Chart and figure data
+ + +

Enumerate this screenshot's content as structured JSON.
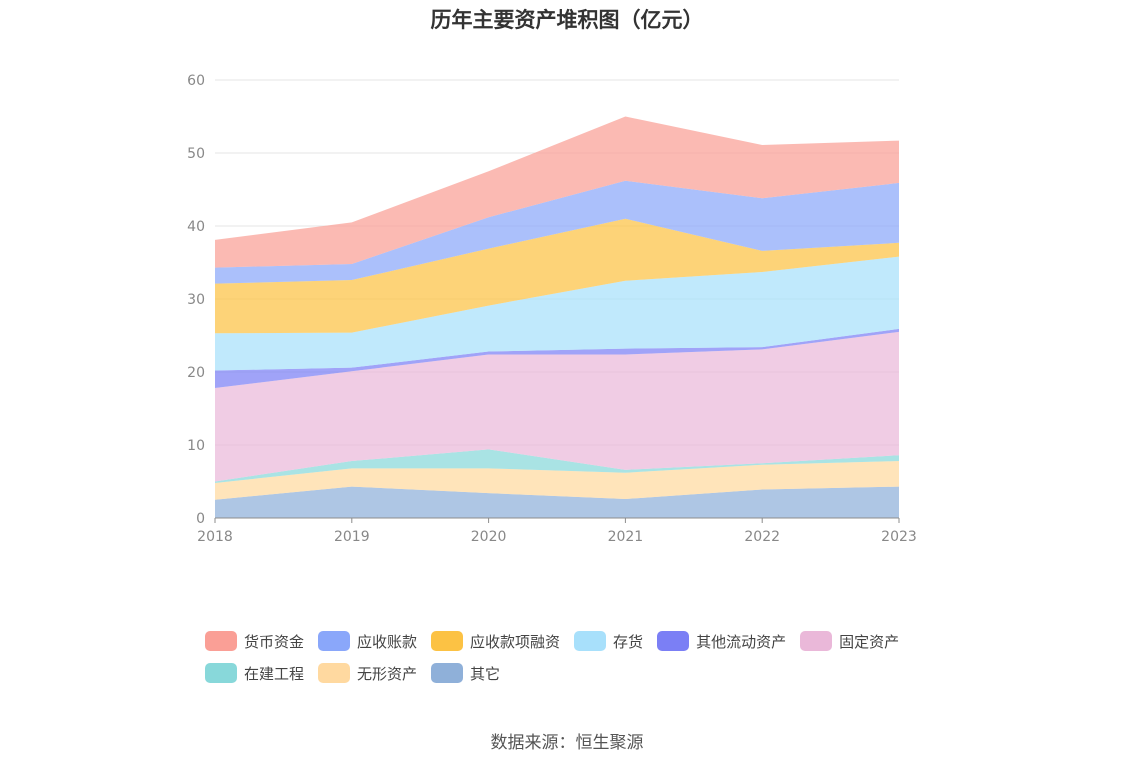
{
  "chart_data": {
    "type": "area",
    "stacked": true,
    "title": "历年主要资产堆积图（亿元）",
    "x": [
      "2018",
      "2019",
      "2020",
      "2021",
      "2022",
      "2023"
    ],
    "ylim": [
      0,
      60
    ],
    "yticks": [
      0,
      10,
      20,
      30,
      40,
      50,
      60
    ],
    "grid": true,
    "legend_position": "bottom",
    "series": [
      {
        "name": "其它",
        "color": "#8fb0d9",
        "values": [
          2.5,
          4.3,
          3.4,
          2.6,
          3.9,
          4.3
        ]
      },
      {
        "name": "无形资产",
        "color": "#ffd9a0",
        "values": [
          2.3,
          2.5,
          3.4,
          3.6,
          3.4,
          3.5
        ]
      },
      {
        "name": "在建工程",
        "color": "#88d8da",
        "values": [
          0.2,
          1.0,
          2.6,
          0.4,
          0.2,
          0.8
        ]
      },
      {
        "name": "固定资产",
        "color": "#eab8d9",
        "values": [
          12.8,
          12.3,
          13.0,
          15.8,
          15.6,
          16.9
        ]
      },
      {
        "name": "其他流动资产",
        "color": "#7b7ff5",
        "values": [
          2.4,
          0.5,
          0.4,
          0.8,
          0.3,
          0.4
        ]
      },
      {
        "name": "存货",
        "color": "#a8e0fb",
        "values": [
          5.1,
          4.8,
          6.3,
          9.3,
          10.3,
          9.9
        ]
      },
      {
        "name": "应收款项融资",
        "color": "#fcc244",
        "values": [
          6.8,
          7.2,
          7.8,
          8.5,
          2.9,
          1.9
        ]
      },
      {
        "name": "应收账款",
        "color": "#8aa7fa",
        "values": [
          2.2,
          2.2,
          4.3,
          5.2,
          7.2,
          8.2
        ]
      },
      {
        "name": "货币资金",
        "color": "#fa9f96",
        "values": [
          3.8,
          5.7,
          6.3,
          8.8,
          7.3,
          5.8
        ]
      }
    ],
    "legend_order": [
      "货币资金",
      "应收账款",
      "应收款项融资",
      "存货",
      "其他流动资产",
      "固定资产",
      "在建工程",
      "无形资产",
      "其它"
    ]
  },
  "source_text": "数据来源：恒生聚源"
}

+ + +

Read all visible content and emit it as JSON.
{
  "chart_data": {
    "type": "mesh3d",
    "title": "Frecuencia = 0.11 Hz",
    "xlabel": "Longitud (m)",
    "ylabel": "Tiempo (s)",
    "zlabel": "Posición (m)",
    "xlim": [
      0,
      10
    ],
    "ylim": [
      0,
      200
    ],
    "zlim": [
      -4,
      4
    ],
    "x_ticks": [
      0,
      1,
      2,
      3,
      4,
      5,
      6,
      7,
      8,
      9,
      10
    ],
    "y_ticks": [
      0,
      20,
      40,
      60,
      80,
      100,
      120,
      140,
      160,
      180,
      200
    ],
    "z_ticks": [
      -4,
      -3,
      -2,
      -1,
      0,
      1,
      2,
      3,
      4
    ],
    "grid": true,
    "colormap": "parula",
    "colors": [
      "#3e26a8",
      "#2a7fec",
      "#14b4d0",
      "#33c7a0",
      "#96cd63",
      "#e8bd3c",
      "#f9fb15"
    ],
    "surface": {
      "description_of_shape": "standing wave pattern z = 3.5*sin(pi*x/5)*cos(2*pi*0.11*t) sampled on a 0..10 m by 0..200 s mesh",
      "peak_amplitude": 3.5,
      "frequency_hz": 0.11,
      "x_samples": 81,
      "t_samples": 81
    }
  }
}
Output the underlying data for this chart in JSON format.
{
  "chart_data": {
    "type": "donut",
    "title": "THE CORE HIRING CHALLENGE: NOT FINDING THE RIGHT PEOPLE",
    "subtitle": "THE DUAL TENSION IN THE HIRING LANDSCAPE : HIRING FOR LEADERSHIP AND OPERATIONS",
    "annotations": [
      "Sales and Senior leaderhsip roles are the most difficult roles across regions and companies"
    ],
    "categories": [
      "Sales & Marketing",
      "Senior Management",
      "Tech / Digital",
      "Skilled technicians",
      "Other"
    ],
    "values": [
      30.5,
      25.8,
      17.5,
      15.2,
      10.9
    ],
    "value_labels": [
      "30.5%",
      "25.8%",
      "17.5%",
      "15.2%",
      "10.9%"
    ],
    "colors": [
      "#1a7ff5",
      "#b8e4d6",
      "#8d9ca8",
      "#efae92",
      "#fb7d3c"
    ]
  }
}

+ + +

## Direction:
From the entries above, copy out every line where the string "Senior" appears.

## Reply to the task:
      "Sales and Senior leaderhsip roles are the most difficult roles across regions and companies"
      "Senior Management",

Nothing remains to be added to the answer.